### Entries shown
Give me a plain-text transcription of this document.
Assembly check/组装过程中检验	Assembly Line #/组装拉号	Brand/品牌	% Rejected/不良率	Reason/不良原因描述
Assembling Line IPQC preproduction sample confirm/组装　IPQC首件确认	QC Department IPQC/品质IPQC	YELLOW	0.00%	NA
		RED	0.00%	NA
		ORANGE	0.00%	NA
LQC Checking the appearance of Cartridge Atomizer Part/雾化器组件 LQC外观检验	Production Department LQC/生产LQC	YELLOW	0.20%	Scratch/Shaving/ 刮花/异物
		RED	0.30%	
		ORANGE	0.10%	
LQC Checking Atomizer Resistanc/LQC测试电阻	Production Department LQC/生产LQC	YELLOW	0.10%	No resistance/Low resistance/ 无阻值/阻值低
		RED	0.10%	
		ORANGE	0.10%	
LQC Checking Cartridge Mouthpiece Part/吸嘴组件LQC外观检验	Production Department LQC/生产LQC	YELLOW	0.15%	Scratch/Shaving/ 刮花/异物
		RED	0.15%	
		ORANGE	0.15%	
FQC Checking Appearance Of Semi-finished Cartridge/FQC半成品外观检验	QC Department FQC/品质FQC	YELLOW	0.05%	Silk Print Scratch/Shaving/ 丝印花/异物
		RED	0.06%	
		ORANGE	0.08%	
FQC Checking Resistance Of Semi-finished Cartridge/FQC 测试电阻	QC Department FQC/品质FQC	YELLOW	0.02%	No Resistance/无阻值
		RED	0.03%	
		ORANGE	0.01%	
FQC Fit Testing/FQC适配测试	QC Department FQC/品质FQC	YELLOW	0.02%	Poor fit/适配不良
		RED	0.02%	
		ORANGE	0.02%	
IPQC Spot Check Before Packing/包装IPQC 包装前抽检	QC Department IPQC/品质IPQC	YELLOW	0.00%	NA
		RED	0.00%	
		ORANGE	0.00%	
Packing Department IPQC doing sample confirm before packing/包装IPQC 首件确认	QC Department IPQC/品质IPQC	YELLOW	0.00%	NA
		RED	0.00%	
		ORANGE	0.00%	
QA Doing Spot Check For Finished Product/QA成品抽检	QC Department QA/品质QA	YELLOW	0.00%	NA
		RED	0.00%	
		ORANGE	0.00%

### What is asked
List the lines of the records where "Semi" occurs.

### Solution
FQC Checking Appearance Of Semi-finished Cartridge/FQC半成品外观检验	QC Department FQC/品质FQC	YELLOW	0.05%	Silk Print Scratch/Shaving/ 丝印花/异物
FQC Checking Resistance Of Semi-finished Cartridge/FQC 测试电阻	QC Department FQC/品质FQC	YELLOW	0.02%	No Resistance/无阻值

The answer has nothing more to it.